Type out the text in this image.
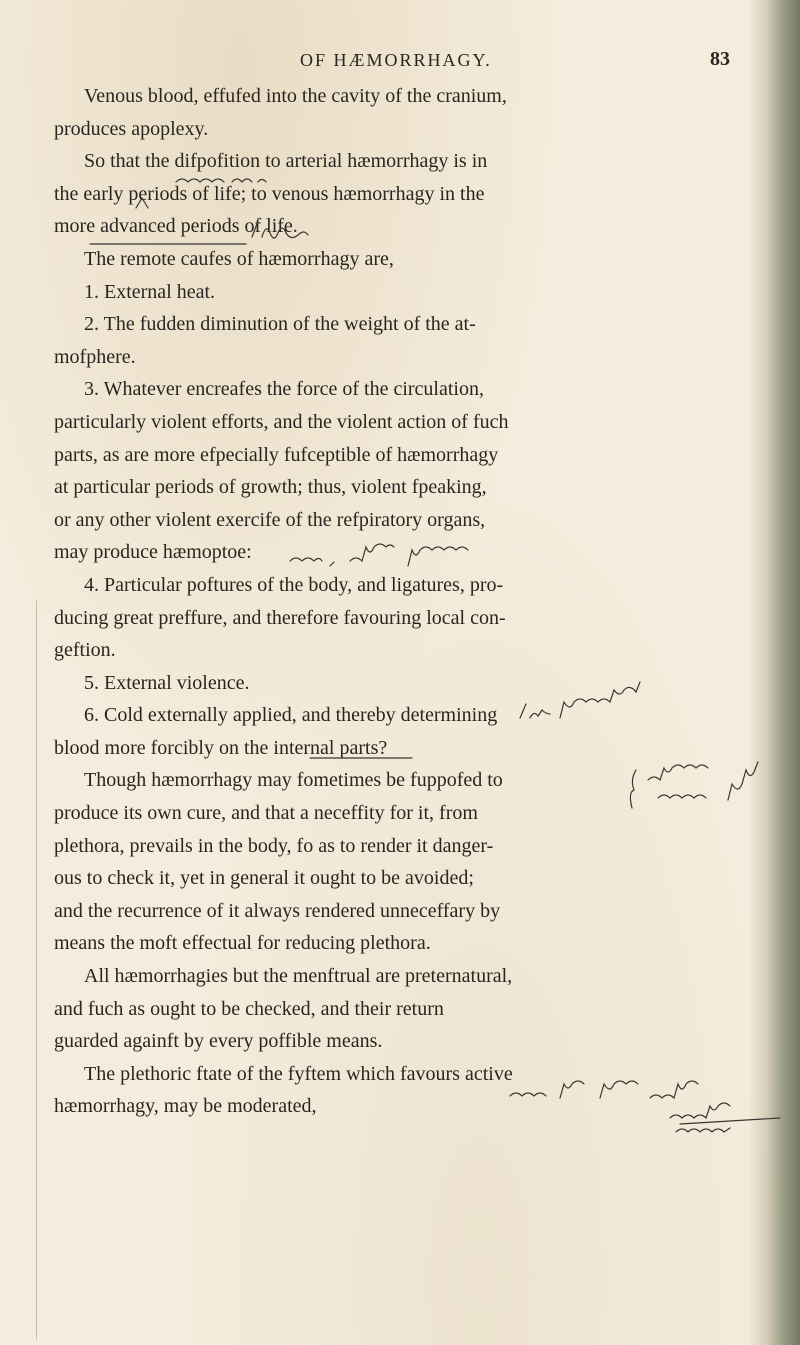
OF HÆMORRHAGY.	83
Venous blood, effufed into the cavity of the cranium,
produces apoplexy.
So that the difpofition to arterial hæmorrhagy is in
the early periods of life; to venous hæmorrhagy in the
more advanced periods of life.
The remote caufes of hæmorrhagy are,
1. External heat.
2. The fudden diminution of the weight of the at-
mofphere.
3. Whatever encreafes the force of the circulation,
particularly violent efforts, and the violent action of fuch
parts, as are more efpecially fufceptible of hæmorrhagy
at particular periods of growth; thus, violent fpeaking,
or any other violent exercife of the refpiratory organs,
may produce hæmoptoe:
4. Particular poftures of the body, and ligatures, pro-
ducing great preffure, and therefore favouring local con-
geftion.
5. External violence.
6. Cold externally applied, and thereby determining
blood more forcibly on the internal parts?
Though hæmorrhagy may fometimes be fuppofed to
produce its own cure, and that a neceffity for it, from
plethora, prevails in the body, fo as to render it danger-
ous to check it, yet in general it ought to be avoided;
and the recurrence of it always rendered unneceffary by
means the moft effectual for reducing plethora.
All hæmorrhagies but the menftrual are preternatural,
and fuch as ought to be checked, and their return
guarded againft by every poffible means.
The plethoric ftate of the fyftem which favours active
hæmorrhagy, may be moderated,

## Problem details
Repeat all the records above exactly, leaving out any pictures.

## Answer for this exercise
Type out the text in this image.
OF HÆMORRHAGY.	83
Venous blood, effufed into the cavity of the cranium,
produces apoplexy.
So that the difpofition to arterial hæmorrhagy is in
the early periods of life; to venous hæmorrhagy in the
more advanced periods of life.
The remote caufes of hæmorrhagy are,
1. External heat.
2. The fudden diminution of the weight of the at-
mofphere.
3. Whatever encreafes the force of the circulation,
particularly violent efforts, and the violent action of fuch
parts, as are more efpecially fufceptible of hæmorrhagy
at particular periods of growth; thus, violent fpeaking,
or any other violent exercife of the refpiratory organs,
may produce hæmoptoe:
4. Particular poftures of the body, and ligatures, pro-
ducing great preffure, and therefore favouring local con-
geftion.
5. External violence.
6. Cold externally applied, and thereby determining
blood more forcibly on the internal parts?
Though hæmorrhagy may fometimes be fuppofed to
produce its own cure, and that a neceffity for it, from
plethora, prevails in the body, fo as to render it danger-
ous to check it, yet in general it ought to be avoided;
and the recurrence of it always rendered unneceffary by
means the moft effectual for reducing plethora.
All hæmorrhagies but the menftrual are preternatural,
and fuch as ought to be checked, and their return
guarded againft by every poffible means.
The plethoric ftate of the fyftem which favours active
hæmorrhagy, may be moderated,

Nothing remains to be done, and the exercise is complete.